- Directive -
Provide the records once more, identical to the original.
━━━━━ Extracted data
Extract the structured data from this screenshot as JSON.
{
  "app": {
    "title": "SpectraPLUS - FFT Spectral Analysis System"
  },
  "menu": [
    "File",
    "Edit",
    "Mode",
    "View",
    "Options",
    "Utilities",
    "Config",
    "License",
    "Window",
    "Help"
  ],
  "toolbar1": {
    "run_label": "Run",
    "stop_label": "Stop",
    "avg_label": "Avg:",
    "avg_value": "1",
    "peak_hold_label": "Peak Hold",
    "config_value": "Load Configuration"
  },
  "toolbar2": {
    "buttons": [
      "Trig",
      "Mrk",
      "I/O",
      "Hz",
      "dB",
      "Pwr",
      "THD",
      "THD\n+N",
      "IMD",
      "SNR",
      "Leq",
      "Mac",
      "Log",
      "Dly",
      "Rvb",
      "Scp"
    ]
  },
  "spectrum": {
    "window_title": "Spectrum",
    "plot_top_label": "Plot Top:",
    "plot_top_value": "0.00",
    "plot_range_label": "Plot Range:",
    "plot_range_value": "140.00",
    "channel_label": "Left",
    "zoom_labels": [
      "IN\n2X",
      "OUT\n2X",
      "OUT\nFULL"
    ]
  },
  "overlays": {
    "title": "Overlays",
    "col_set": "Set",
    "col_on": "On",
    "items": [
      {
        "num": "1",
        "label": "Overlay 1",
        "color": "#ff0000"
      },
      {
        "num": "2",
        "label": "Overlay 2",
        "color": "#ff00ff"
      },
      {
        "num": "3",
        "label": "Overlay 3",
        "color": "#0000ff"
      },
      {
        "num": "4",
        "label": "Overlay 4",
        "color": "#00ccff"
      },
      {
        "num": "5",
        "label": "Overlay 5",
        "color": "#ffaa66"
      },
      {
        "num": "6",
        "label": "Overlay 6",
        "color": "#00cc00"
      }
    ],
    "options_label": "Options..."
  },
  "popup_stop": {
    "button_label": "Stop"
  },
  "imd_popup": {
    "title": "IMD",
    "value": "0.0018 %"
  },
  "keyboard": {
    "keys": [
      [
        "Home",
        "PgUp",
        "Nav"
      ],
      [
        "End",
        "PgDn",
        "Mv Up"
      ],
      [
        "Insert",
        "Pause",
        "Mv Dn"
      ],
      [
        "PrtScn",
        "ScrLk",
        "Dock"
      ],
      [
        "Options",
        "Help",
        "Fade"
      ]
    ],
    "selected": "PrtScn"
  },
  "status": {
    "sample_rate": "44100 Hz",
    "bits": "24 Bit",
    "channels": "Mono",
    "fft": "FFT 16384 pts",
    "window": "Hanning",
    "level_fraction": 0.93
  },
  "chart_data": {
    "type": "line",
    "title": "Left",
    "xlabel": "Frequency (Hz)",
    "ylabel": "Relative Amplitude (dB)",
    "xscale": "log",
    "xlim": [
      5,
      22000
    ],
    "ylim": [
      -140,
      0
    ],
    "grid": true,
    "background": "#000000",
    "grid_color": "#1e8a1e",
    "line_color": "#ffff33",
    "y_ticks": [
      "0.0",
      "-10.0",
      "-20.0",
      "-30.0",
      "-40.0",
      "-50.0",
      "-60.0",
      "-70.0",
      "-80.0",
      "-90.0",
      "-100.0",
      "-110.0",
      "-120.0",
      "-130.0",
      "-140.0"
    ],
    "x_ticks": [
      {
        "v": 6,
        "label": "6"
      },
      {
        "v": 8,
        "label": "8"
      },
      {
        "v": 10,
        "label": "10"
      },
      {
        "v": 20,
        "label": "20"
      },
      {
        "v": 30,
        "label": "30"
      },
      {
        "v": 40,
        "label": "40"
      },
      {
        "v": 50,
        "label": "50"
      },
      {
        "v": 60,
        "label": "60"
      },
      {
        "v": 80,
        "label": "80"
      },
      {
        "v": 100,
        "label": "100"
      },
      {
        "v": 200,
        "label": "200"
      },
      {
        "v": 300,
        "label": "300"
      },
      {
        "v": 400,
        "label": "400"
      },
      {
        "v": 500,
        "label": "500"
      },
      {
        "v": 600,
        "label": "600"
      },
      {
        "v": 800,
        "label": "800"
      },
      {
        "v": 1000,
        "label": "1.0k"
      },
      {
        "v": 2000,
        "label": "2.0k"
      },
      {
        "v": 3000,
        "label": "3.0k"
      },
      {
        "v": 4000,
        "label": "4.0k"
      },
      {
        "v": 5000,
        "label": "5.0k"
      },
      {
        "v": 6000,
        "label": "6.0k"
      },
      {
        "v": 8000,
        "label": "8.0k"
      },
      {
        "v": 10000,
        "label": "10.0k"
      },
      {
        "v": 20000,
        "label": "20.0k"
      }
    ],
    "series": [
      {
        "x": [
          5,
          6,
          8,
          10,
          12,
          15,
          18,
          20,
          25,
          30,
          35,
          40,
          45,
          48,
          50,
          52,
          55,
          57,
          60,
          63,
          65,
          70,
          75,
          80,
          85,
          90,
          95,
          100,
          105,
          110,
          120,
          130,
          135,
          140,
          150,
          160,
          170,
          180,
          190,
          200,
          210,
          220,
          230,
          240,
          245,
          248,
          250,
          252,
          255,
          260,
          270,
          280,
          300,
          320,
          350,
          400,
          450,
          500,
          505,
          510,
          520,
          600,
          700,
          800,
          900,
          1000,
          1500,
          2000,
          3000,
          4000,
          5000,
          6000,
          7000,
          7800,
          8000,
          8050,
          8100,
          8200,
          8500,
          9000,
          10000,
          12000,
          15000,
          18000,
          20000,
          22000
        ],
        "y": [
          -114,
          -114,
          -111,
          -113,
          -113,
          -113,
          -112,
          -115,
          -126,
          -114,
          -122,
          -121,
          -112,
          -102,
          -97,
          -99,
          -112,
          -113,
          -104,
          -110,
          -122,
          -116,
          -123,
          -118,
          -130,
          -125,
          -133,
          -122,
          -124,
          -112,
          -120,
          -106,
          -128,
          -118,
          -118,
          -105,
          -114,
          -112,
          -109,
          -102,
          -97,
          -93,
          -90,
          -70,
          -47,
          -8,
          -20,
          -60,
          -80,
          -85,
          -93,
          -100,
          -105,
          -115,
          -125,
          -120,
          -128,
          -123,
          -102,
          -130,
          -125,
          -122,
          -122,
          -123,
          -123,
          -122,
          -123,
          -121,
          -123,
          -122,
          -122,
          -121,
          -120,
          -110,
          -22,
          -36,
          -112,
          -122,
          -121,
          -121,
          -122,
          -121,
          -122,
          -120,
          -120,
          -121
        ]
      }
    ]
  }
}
━━━━━━━━━━
- Solution to the exercise -
Extract the structured data from this screenshot as JSON.
{
  "app": {
    "title": "SpectraPLUS - FFT Spectral Analysis System"
  },
  "menu": [
    "File",
    "Edit",
    "Mode",
    "View",
    "Options",
    "Utilities",
    "Config",
    "License",
    "Window",
    "Help"
  ],
  "toolbar1": {
    "run_label": "Run",
    "stop_label": "Stop",
    "avg_label": "Avg:",
    "avg_value": "1",
    "peak_hold_label": "Peak Hold",
    "config_value": "Load Configuration"
  },
  "toolbar2": {
    "buttons": [
      "Trig",
      "Mrk",
      "I/O",
      "Hz",
      "dB",
      "Pwr",
      "THD",
      "THD\n+N",
      "IMD",
      "SNR",
      "Leq",
      "Mac",
      "Log",
      "Dly",
      "Rvb",
      "Scp"
    ]
  },
  "spectrum": {
    "window_title": "Spectrum",
    "plot_top_label": "Plot Top:",
    "plot_top_value": "0.00",
    "plot_range_label": "Plot Range:",
    "plot_range_value": "140.00",
    "channel_label": "Left",
    "zoom_labels": [
      "IN\n2X",
      "OUT\n2X",
      "OUT\nFULL"
    ]
  },
  "overlays": {
    "title": "Overlays",
    "col_set": "Set",
    "col_on": "On",
    "items": [
      {
        "num": "1",
        "label": "Overlay 1",
        "color": "#ff0000"
      },
      {
        "num": "2",
        "label": "Overlay 2",
        "color": "#ff00ff"
      },
      {
        "num": "3",
        "label": "Overlay 3",
        "color": "#0000ff"
      },
      {
        "num": "4",
        "label": "Overlay 4",
        "color": "#00ccff"
      },
      {
        "num": "5",
        "label": "Overlay 5",
        "color": "#ffaa66"
      },
      {
        "num": "6",
        "label": "Overlay 6",
        "color": "#00cc00"
      }
    ],
    "options_label": "Options..."
  },
  "popup_stop": {
    "button_label": "Stop"
  },
  "imd_popup": {
    "title": "IMD",
    "value": "0.0018 %"
  },
  "keyboard": {
    "keys": [
      [
        "Home",
        "PgUp",
        "Nav"
      ],
      [
        "End",
        "PgDn",
        "Mv Up"
      ],
      [
        "Insert",
        "Pause",
        "Mv Dn"
      ],
      [
        "PrtScn",
        "ScrLk",
        "Dock"
      ],
      [
        "Options",
        "Help",
        "Fade"
      ]
    ],
    "selected": "PrtScn"
  },
  "status": {
    "sample_rate": "44100 Hz",
    "bits": "24 Bit",
    "channels": "Mono",
    "fft": "FFT 16384 pts",
    "window": "Hanning",
    "level_fraction": 0.93
  },
  "chart_data": {
    "type": "line",
    "title": "Left",
    "xlabel": "Frequency (Hz)",
    "ylabel": "Relative Amplitude (dB)",
    "xscale": "log",
    "xlim": [
      5,
      22000
    ],
    "ylim": [
      -140,
      0
    ],
    "grid": true,
    "background": "#000000",
    "grid_color": "#1e8a1e",
    "line_color": "#ffff33",
    "y_ticks": [
      "0.0",
      "-10.0",
      "-20.0",
      "-30.0",
      "-40.0",
      "-50.0",
      "-60.0",
      "-70.0",
      "-80.0",
      "-90.0",
      "-100.0",
      "-110.0",
      "-120.0",
      "-130.0",
      "-140.0"
    ],
    "x_ticks": [
      {
        "v": 6,
        "label": "6"
      },
      {
        "v": 8,
        "label": "8"
      },
      {
        "v": 10,
        "label": "10"
      },
      {
        "v": 20,
        "label": "20"
      },
      {
        "v": 30,
        "label": "30"
      },
      {
        "v": 40,
        "label": "40"
      },
      {
        "v": 50,
        "label": "50"
      },
      {
        "v": 60,
        "label": "60"
      },
      {
        "v": 80,
        "label": "80"
      },
      {
        "v": 100,
        "label": "100"
      },
      {
        "v": 200,
        "label": "200"
      },
      {
        "v": 300,
        "label": "300"
      },
      {
        "v": 400,
        "label": "400"
      },
      {
        "v": 500,
        "label": "500"
      },
      {
        "v": 600,
        "label": "600"
      },
      {
        "v": 800,
        "label": "800"
      },
      {
        "v": 1000,
        "label": "1.0k"
      },
      {
        "v": 2000,
        "label": "2.0k"
      },
      {
        "v": 3000,
        "label": "3.0k"
      },
      {
        "v": 4000,
        "label": "4.0k"
      },
      {
        "v": 5000,
        "label": "5.0k"
      },
      {
        "v": 6000,
        "label": "6.0k"
      },
      {
        "v": 8000,
        "label": "8.0k"
      },
      {
        "v": 10000,
        "label": "10.0k"
      },
      {
        "v": 20000,
        "label": "20.0k"
      }
    ],
    "series": [
      {
        "x": [
          5,
          6,
          8,
          10,
          12,
          15,
          18,
          20,
          25,
          30,
          35,
          40,
          45,
          48,
          50,
          52,
          55,
          57,
          60,
          63,
          65,
          70,
          75,
          80,
          85,
          90,
          95,
          100,
          105,
          110,
          120,
          130,
          135,
          140,
          150,
          160,
          170,
          180,
          190,
          200,
          210,
          220,
          230,
          240,
          245,
          248,
          250,
          252,
          255,
          260,
          270,
          280,
          300,
          320,
          350,
          400,
          450,
          500,
          505,
          510,
          520,
          600,
          700,
          800,
          900,
          1000,
          1500,
          2000,
          3000,
          4000,
          5000,
          6000,
          7000,
          7800,
          8000,
          8050,
          8100,
          8200,
          8500,
          9000,
          10000,
          12000,
          15000,
          18000,
          20000,
          22000
        ],
        "y": [
          -114,
          -114,
          -111,
          -113,
          -113,
          -113,
          -112,
          -115,
          -126,
          -114,
          -122,
          -121,
          -112,
          -102,
          -97,
          -99,
          -112,
          -113,
          -104,
          -110,
          -122,
          -116,
          -123,
          -118,
          -130,
          -125,
          -133,
          -122,
          -124,
          -112,
          -120,
          -106,
          -128,
          -118,
          -118,
          -105,
          -114,
          -112,
          -109,
          -102,
          -97,
          -93,
          -90,
          -70,
          -47,
          -8,
          -20,
          -60,
          -80,
          -85,
          -93,
          -100,
          -105,
          -115,
          -125,
          -120,
          -128,
          -123,
          -102,
          -130,
          -125,
          -122,
          -122,
          -123,
          -123,
          -122,
          -123,
          -121,
          -123,
          -122,
          -122,
          -121,
          -120,
          -110,
          -22,
          -36,
          -112,
          -122,
          -121,
          -121,
          -122,
          -121,
          -122,
          -120,
          -120,
          -121
        ]
      }
    ]
  }
}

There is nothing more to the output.